EXERCISE GOAL:
The answer is a single number: how many lines hold the string "Suite".

[Dataset records]
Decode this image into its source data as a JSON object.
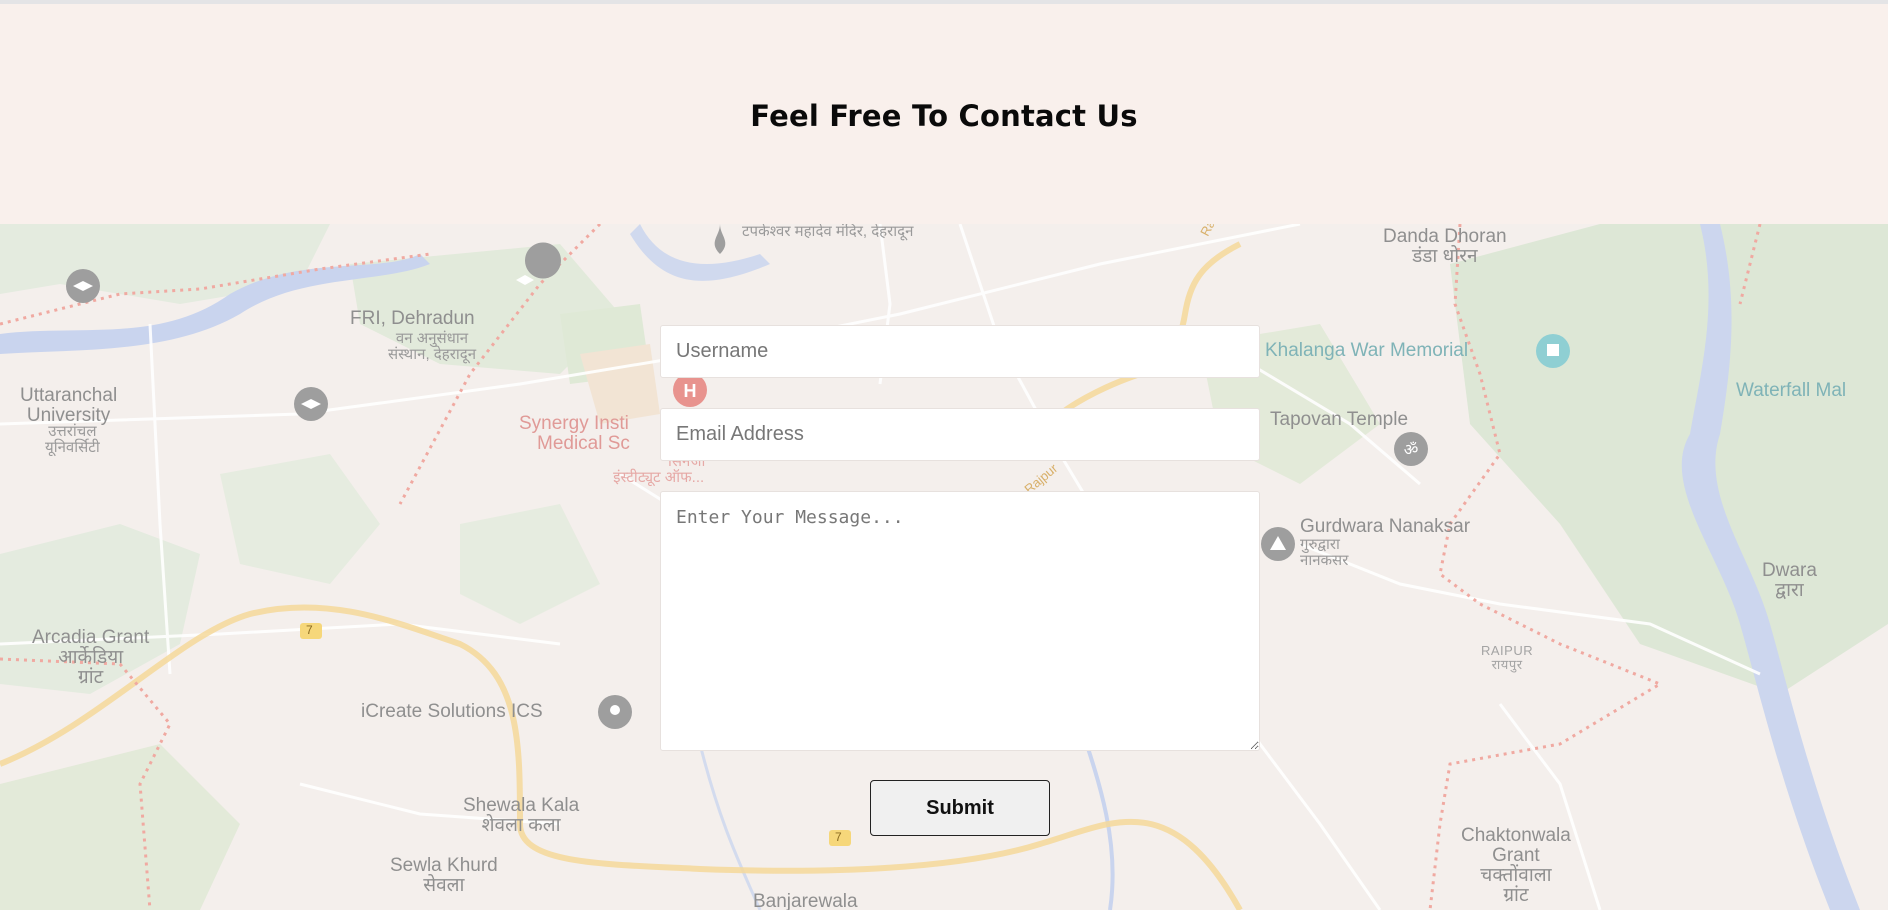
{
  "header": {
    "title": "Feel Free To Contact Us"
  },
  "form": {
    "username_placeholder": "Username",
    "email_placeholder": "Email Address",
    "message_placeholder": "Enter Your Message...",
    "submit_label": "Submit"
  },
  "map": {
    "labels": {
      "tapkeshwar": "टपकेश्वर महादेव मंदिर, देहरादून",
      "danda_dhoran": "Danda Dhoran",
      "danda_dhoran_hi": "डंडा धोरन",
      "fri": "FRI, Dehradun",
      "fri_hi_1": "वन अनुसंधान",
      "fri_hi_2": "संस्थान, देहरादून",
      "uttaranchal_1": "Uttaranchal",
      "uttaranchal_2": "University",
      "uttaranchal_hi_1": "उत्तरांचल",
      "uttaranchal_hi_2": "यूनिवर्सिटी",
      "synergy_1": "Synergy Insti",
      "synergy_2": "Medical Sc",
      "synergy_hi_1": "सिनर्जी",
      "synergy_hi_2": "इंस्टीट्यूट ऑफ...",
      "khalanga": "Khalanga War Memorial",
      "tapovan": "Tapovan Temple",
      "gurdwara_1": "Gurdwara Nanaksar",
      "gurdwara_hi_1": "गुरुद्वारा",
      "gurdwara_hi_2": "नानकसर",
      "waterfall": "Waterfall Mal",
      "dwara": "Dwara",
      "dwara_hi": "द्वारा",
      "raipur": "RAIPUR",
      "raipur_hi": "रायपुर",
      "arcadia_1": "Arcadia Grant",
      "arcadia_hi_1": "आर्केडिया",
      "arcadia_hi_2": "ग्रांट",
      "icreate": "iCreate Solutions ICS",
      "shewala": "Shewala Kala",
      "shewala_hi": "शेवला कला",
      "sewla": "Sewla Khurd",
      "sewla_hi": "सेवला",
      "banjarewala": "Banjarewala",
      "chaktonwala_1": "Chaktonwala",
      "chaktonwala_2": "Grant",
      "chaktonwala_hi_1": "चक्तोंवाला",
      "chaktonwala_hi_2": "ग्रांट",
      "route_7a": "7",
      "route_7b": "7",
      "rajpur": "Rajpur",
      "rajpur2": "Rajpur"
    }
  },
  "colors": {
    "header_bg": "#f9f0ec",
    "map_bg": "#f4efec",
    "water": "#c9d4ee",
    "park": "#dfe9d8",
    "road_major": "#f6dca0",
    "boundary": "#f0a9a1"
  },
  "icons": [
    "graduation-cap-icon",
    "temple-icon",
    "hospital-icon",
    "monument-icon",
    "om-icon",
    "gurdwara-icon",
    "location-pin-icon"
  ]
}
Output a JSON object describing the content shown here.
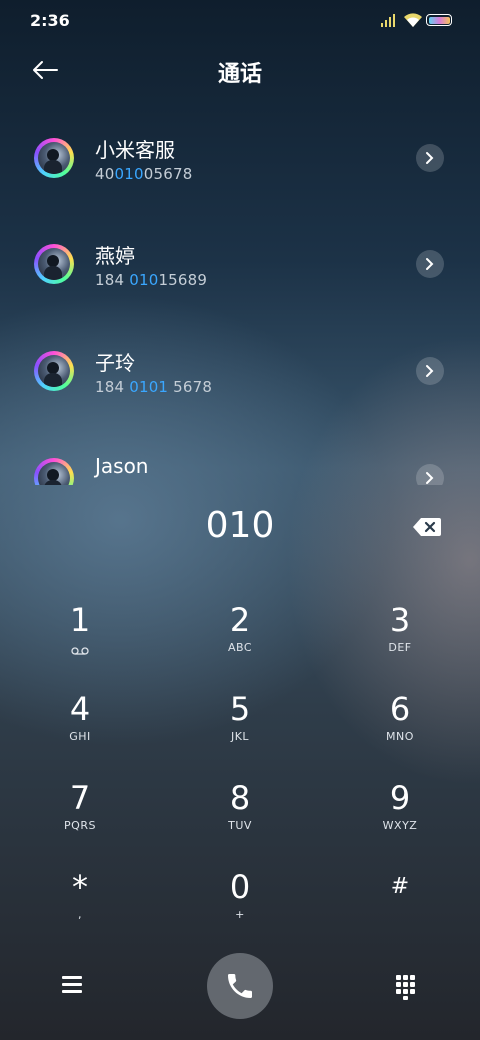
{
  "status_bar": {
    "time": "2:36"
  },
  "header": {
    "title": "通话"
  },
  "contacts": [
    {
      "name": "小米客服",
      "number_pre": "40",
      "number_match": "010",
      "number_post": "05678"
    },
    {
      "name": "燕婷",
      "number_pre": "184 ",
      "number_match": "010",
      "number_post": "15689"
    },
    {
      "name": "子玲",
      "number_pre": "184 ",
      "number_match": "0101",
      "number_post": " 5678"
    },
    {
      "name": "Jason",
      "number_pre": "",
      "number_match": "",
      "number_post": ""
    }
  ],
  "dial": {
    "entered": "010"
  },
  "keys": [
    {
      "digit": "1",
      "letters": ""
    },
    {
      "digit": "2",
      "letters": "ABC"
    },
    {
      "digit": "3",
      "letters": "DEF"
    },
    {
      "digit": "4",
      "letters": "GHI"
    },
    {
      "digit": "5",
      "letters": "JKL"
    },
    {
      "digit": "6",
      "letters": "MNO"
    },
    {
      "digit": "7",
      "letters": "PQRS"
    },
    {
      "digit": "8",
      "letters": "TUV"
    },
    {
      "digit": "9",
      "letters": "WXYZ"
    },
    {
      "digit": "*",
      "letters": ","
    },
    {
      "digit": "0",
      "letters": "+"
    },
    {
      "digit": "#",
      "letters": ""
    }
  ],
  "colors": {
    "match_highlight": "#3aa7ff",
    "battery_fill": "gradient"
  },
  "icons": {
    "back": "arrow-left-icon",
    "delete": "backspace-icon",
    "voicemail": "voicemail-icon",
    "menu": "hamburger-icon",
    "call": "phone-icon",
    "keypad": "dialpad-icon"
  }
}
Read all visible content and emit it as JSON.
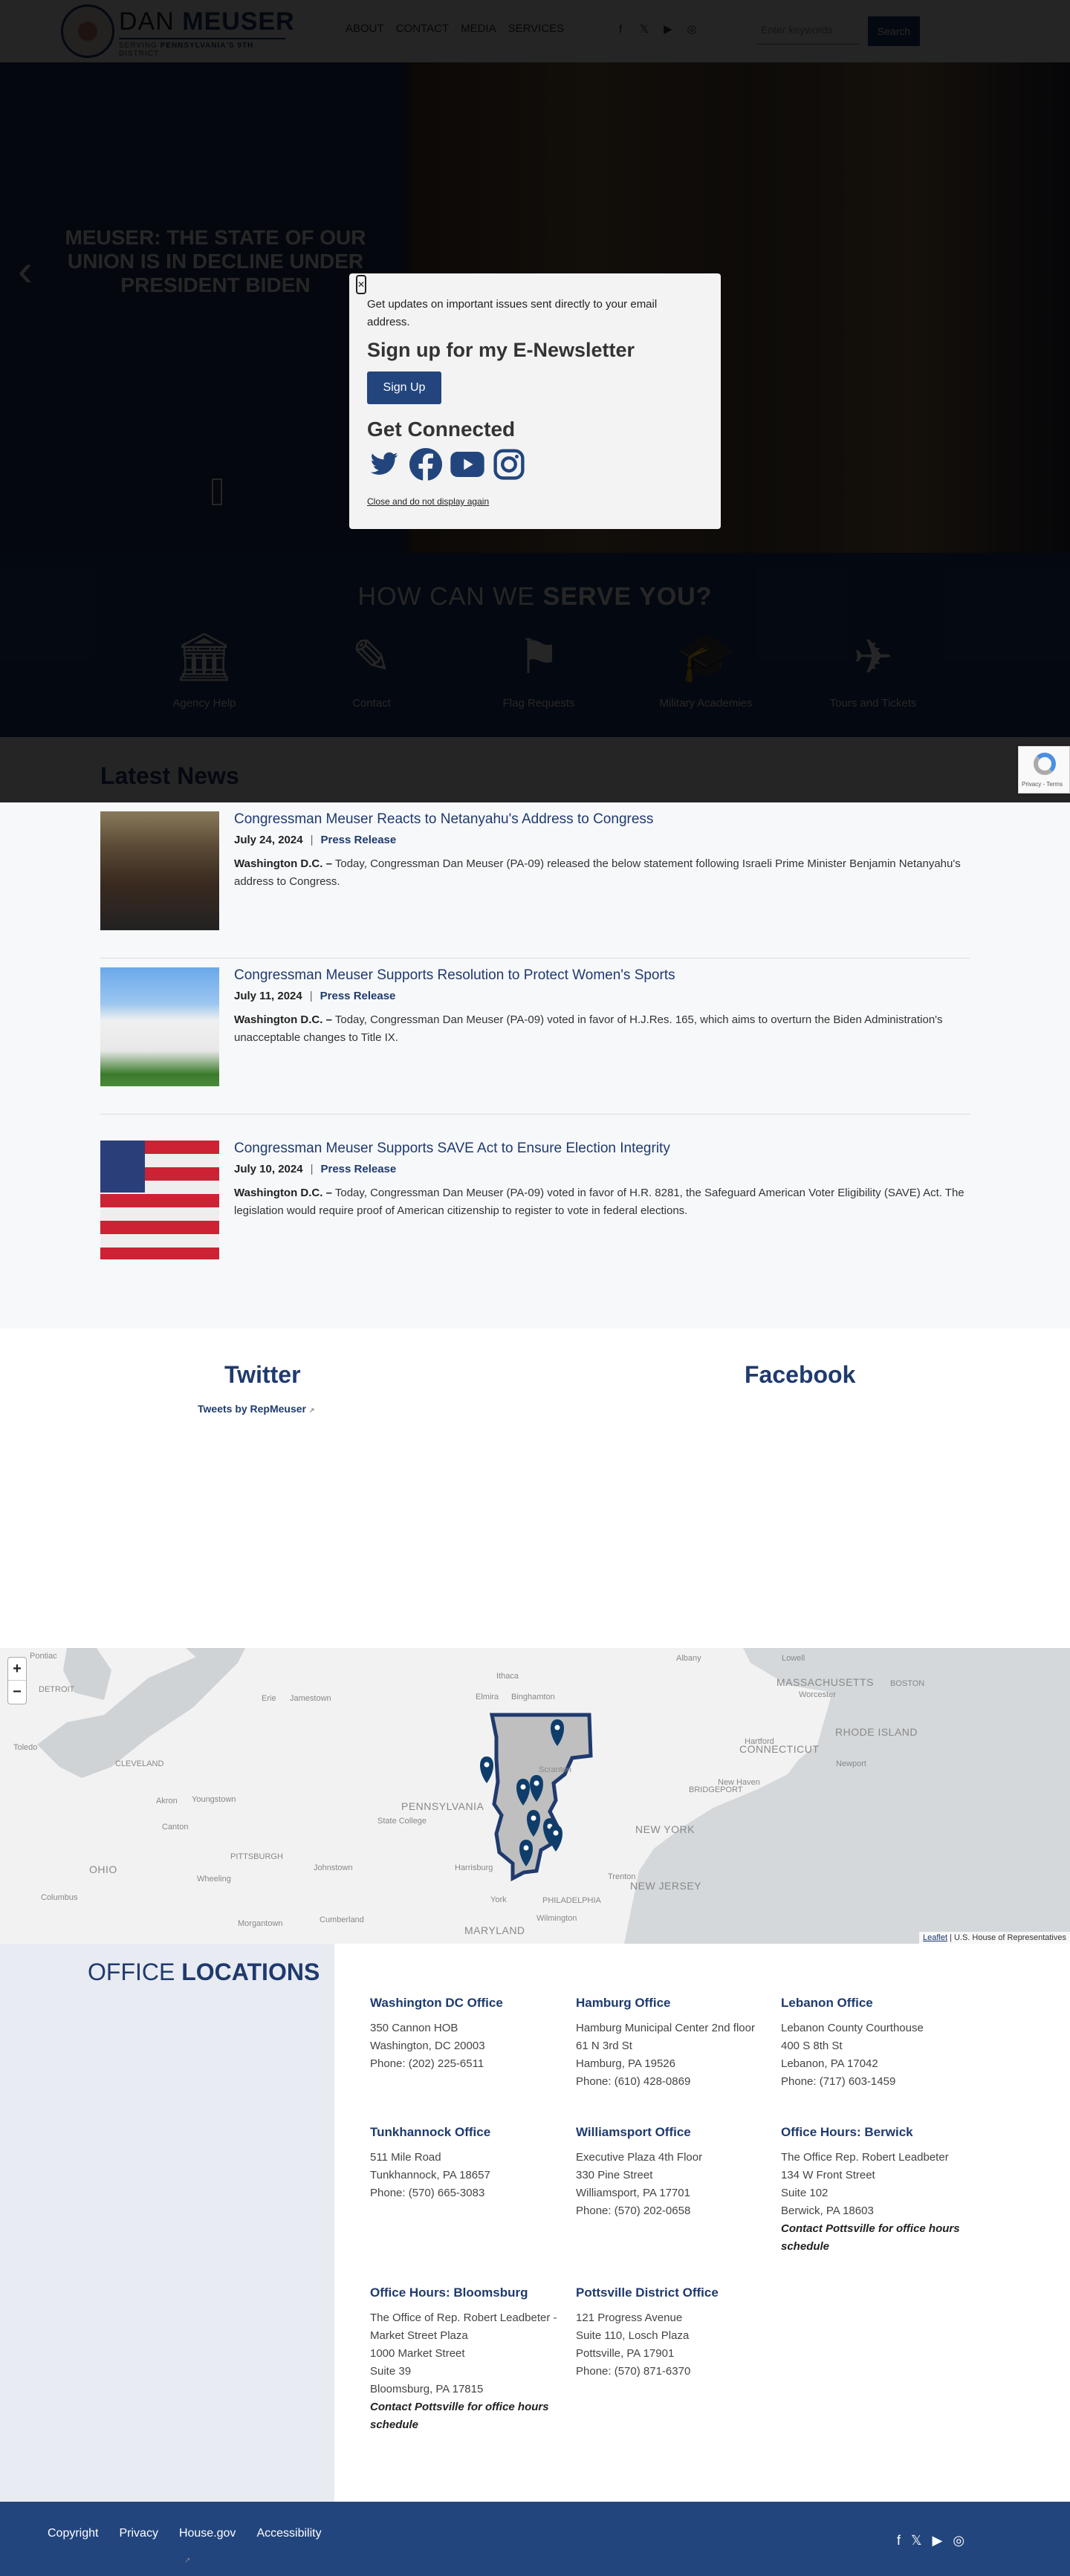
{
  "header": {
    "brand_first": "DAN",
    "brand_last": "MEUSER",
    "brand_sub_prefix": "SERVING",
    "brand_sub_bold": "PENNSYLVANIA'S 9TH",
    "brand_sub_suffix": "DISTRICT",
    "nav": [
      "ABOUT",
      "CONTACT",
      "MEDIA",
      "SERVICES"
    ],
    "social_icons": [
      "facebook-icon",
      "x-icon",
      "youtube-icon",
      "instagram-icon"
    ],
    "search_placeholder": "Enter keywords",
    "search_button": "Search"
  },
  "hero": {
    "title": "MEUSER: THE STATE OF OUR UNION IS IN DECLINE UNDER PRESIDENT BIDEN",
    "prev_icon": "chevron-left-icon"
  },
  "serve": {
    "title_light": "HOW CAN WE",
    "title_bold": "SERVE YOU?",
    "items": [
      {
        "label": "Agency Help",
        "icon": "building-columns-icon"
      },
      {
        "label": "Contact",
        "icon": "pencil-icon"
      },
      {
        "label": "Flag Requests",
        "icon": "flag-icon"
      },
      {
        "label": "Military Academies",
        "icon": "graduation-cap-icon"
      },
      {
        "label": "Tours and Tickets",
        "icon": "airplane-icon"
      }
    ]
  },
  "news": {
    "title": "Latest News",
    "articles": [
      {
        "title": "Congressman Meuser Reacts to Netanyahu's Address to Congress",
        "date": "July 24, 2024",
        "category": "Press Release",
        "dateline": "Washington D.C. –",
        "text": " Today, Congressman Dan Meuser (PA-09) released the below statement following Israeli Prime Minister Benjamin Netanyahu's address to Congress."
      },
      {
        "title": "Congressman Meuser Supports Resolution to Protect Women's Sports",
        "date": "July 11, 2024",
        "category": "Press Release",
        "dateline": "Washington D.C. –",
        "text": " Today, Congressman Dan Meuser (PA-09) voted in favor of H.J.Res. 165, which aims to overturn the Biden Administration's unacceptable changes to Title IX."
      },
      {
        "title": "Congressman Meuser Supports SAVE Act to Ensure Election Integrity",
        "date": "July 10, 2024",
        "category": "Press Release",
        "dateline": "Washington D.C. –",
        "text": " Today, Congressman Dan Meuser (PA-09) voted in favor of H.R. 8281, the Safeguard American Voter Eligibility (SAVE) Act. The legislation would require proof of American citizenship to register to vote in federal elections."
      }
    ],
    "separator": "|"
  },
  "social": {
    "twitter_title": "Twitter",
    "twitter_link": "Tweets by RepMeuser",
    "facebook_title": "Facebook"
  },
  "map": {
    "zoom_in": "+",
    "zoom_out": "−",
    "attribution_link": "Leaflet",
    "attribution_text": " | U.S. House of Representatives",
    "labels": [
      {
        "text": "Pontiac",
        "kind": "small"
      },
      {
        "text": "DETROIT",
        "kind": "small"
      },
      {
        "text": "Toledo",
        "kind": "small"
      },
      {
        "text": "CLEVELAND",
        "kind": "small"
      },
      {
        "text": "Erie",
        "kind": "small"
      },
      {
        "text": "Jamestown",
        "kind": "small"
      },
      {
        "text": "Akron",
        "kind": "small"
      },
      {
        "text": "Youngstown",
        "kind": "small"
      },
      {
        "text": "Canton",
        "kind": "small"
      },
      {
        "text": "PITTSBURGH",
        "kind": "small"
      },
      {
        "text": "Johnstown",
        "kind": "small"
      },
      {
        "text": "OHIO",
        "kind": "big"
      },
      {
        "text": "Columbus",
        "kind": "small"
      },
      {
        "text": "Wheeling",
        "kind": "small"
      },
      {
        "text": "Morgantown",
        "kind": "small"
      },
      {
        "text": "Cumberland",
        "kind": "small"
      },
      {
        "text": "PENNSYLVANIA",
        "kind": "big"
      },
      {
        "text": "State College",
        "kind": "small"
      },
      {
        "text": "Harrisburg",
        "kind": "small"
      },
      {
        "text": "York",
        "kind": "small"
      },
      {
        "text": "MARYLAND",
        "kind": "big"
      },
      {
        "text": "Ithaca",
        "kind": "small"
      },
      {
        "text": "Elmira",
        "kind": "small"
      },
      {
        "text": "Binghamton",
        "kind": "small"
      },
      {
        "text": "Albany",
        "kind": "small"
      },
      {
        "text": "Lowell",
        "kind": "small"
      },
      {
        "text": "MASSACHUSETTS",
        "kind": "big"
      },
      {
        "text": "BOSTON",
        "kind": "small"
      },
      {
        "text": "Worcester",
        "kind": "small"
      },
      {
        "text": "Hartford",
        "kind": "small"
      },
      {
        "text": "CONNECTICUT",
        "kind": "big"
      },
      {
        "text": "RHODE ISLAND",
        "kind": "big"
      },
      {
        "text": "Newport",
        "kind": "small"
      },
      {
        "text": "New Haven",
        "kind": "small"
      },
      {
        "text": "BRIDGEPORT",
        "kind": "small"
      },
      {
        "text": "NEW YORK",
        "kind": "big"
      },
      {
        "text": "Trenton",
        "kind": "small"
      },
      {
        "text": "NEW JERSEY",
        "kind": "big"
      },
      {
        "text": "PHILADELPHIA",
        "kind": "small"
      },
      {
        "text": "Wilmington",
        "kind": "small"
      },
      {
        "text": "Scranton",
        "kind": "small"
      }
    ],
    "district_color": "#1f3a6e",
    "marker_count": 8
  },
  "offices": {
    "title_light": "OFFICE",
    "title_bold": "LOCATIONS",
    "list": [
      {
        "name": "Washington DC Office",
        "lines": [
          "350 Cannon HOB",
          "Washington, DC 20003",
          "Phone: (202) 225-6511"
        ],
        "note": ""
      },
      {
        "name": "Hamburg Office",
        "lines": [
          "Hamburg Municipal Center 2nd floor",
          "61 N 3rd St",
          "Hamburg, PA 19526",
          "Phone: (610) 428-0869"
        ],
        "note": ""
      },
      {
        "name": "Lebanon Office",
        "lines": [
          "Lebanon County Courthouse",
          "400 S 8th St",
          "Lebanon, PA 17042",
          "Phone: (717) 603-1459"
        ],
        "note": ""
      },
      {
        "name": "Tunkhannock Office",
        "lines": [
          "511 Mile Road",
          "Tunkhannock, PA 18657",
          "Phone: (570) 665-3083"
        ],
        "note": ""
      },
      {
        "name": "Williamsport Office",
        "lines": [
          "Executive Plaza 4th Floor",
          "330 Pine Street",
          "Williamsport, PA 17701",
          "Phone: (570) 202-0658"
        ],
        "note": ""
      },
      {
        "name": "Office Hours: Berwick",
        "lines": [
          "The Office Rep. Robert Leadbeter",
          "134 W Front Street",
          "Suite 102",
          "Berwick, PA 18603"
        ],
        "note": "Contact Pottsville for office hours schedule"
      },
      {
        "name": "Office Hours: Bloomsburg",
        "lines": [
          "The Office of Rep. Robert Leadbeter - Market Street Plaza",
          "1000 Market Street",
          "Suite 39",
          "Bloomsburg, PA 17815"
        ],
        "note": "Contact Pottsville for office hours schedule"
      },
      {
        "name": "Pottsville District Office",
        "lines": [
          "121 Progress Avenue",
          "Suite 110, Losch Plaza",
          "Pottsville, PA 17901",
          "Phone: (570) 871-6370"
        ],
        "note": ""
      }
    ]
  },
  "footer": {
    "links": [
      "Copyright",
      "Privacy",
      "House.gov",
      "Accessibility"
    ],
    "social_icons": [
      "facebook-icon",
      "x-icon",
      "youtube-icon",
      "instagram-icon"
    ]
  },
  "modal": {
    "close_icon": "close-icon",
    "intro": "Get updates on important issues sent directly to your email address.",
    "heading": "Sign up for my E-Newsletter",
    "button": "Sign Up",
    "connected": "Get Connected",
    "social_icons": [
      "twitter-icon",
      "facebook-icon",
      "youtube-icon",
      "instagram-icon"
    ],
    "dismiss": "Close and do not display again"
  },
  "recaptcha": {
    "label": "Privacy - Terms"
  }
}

REPLY:
3